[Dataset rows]
>>>

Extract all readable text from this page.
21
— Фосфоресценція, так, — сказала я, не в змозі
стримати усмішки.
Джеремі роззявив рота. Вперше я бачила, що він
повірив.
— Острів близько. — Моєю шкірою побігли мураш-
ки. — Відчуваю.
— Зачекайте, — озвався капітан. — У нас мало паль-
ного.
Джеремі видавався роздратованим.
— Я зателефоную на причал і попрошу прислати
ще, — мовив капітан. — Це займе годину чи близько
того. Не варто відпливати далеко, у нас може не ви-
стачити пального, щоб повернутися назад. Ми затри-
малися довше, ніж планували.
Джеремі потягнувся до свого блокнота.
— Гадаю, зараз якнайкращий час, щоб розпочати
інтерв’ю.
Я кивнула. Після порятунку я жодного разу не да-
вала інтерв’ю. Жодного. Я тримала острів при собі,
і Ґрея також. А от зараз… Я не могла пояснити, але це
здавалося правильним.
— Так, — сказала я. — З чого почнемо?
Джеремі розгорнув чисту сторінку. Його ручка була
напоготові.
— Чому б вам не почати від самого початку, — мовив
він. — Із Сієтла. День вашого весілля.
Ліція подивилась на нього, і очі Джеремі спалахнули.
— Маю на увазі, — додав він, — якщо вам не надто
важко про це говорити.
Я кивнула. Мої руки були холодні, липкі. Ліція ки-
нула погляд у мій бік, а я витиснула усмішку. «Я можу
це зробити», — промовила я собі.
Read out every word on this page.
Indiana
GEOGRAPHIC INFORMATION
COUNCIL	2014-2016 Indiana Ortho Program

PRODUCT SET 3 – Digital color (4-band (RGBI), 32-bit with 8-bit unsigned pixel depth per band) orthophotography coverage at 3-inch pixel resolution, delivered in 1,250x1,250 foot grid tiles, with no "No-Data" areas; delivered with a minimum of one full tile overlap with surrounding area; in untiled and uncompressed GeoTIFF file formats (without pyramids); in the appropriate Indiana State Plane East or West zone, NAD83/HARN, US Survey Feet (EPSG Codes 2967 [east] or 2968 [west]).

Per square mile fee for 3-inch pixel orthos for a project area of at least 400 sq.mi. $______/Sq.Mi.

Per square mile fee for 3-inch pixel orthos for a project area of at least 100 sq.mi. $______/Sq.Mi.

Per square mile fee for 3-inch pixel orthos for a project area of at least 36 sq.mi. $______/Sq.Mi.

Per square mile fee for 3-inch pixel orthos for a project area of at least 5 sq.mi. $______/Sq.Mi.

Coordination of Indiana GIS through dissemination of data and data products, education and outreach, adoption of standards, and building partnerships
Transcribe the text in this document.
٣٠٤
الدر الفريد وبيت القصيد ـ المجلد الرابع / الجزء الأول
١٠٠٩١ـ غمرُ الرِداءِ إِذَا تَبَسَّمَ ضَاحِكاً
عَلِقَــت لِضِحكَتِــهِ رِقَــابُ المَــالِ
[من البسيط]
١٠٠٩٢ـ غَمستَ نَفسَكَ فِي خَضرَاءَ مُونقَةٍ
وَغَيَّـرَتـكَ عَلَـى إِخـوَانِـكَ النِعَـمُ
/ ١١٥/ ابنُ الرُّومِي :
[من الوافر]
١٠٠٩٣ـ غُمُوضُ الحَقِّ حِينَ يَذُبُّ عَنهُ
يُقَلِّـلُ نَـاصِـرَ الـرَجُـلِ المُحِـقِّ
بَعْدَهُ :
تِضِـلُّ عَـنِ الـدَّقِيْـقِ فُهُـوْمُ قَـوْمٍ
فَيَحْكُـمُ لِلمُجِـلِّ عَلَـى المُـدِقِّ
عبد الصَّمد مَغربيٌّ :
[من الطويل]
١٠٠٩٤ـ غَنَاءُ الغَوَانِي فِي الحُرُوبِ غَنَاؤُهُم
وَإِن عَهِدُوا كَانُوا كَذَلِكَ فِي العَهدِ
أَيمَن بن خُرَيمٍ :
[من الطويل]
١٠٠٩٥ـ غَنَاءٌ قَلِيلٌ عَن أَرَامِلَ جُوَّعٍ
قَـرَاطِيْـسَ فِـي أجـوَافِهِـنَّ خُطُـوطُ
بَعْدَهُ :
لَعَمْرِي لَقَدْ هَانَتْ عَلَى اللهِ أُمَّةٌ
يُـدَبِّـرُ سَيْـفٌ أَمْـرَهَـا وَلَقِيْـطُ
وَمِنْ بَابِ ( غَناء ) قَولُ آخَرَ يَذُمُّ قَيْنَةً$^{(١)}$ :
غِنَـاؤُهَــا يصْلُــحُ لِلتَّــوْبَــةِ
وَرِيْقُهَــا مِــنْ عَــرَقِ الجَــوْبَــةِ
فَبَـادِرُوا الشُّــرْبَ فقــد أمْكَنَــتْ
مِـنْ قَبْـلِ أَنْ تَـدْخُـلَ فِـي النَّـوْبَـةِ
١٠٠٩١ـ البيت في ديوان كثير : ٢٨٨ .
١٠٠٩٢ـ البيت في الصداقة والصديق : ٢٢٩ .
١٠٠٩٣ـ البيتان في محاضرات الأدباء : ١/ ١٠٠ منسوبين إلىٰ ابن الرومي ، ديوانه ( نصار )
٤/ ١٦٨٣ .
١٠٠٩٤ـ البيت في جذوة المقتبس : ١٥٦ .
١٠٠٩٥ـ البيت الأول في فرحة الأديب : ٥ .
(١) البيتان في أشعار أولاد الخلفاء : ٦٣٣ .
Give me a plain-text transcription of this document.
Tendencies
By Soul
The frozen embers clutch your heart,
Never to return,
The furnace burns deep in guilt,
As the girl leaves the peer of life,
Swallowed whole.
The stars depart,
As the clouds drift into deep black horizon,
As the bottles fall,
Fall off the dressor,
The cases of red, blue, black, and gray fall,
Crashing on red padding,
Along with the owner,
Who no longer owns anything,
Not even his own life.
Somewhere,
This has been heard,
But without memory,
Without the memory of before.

<<<

# Exercise details
Recopy the entries above exactly, with every line included.

# Expected answer
Extract all readable text from this page.
21
— Фосфоресценція, так, — сказала я, не в змозі
стримати усмішки.
Джеремі роззявив рота. Вперше я бачила, що він
повірив.
— Острів близько. — Моєю шкірою побігли мураш-
ки. — Відчуваю.
— Зачекайте, — озвався капітан. — У нас мало паль-
ного.
Джеремі видавався роздратованим.
— Я зателефоную на причал і попрошу прислати
ще, — мовив капітан. — Це займе годину чи близько
того. Не варто відпливати далеко, у нас може не ви-
стачити пального, щоб повернутися назад. Ми затри-
малися довше, ніж планували.
Джеремі потягнувся до свого блокнота.
— Гадаю, зараз якнайкращий час, щоб розпочати
інтерв’ю.
Я кивнула. Після порятунку я жодного разу не да-
вала інтерв’ю. Жодного. Я тримала острів при собі,
і Ґрея також. А от зараз… Я не могла пояснити, але це
здавалося правильним.
— Так, — сказала я. — З чого почнемо?
Джеремі розгорнув чисту сторінку. Його ручка була
напоготові.
— Чому б вам не почати від самого початку, — мовив
він. — Із Сієтла. День вашого весілля.
Ліція подивилась на нього, і очі Джеремі спалахнули.
— Маю на увазі, — додав він, — якщо вам не надто
важко про це говорити.
Я кивнула. Мої руки були холодні, липкі. Ліція ки-
нула погляд у мій бік, а я витиснула усмішку. «Я можу
це зробити», — промовила я собі.
Read out every word on this page.
Indiana
GEOGRAPHIC INFORMATION
COUNCIL	2014-2016 Indiana Ortho Program

PRODUCT SET 3 – Digital color (4-band (RGBI), 32-bit with 8-bit unsigned pixel depth per band) orthophotography coverage at 3-inch pixel resolution, delivered in 1,250x1,250 foot grid tiles, with no "No-Data" areas; delivered with a minimum of one full tile overlap with surrounding area; in untiled and uncompressed GeoTIFF file formats (without pyramids); in the appropriate Indiana State Plane East or West zone, NAD83/HARN, US Survey Feet (EPSG Codes 2967 [east] or 2968 [west]).

Per square mile fee for 3-inch pixel orthos for a project area of at least 400 sq.mi. $______/Sq.Mi.

Per square mile fee for 3-inch pixel orthos for a project area of at least 100 sq.mi. $______/Sq.Mi.

Per square mile fee for 3-inch pixel orthos for a project area of at least 36 sq.mi. $______/Sq.Mi.

Per square mile fee for 3-inch pixel orthos for a project area of at least 5 sq.mi. $______/Sq.Mi.

Coordination of Indiana GIS through dissemination of data and data products, education and outreach, adoption of standards, and building partnerships
Transcribe the text in this document.
٣٠٤
الدر الفريد وبيت القصيد ـ المجلد الرابع / الجزء الأول
١٠٠٩١ـ غمرُ الرِداءِ إِذَا تَبَسَّمَ ضَاحِكاً
عَلِقَــت لِضِحكَتِــهِ رِقَــابُ المَــالِ
[من البسيط]
١٠٠٩٢ـ غَمستَ نَفسَكَ فِي خَضرَاءَ مُونقَةٍ
وَغَيَّـرَتـكَ عَلَـى إِخـوَانِـكَ النِعَـمُ
/ ١١٥/ ابنُ الرُّومِي :
[من الوافر]
١٠٠٩٣ـ غُمُوضُ الحَقِّ حِينَ يَذُبُّ عَنهُ
يُقَلِّـلُ نَـاصِـرَ الـرَجُـلِ المُحِـقِّ
بَعْدَهُ :
تِضِـلُّ عَـنِ الـدَّقِيْـقِ فُهُـوْمُ قَـوْمٍ
فَيَحْكُـمُ لِلمُجِـلِّ عَلَـى المُـدِقِّ
عبد الصَّمد مَغربيٌّ :
[من الطويل]
١٠٠٩٤ـ غَنَاءُ الغَوَانِي فِي الحُرُوبِ غَنَاؤُهُم
وَإِن عَهِدُوا كَانُوا كَذَلِكَ فِي العَهدِ
أَيمَن بن خُرَيمٍ :
[من الطويل]
١٠٠٩٥ـ غَنَاءٌ قَلِيلٌ عَن أَرَامِلَ جُوَّعٍ
قَـرَاطِيْـسَ فِـي أجـوَافِهِـنَّ خُطُـوطُ
بَعْدَهُ :
لَعَمْرِي لَقَدْ هَانَتْ عَلَى اللهِ أُمَّةٌ
يُـدَبِّـرُ سَيْـفٌ أَمْـرَهَـا وَلَقِيْـطُ
وَمِنْ بَابِ ( غَناء ) قَولُ آخَرَ يَذُمُّ قَيْنَةً$^{(١)}$ :
غِنَـاؤُهَــا يصْلُــحُ لِلتَّــوْبَــةِ
وَرِيْقُهَــا مِــنْ عَــرَقِ الجَــوْبَــةِ
فَبَـادِرُوا الشُّــرْبَ فقــد أمْكَنَــتْ
مِـنْ قَبْـلِ أَنْ تَـدْخُـلَ فِـي النَّـوْبَـةِ
١٠٠٩١ـ البيت في ديوان كثير : ٢٨٨ .
١٠٠٩٢ـ البيت في الصداقة والصديق : ٢٢٩ .
١٠٠٩٣ـ البيتان في محاضرات الأدباء : ١/ ١٠٠ منسوبين إلىٰ ابن الرومي ، ديوانه ( نصار )
٤/ ١٦٨٣ .
١٠٠٩٤ـ البيت في جذوة المقتبس : ١٥٦ .
١٠٠٩٥ـ البيت الأول في فرحة الأديب : ٥ .
(١) البيتان في أشعار أولاد الخلفاء : ٦٣٣ .
Give me a plain-text transcription of this document.
Tendencies
By Soul
The frozen embers clutch your heart,
Never to return,
The furnace burns deep in guilt,
As the girl leaves the peer of life,
Swallowed whole.
The stars depart,
As the clouds drift into deep black horizon,
As the bottles fall,
Fall off the dressor,
The cases of red, blue, black, and gray fall,
Crashing on red padding,
Along with the owner,
Who no longer owns anything,
Not even his own life.
Somewhere,
This has been heard,
But without memory,
Without the memory of before.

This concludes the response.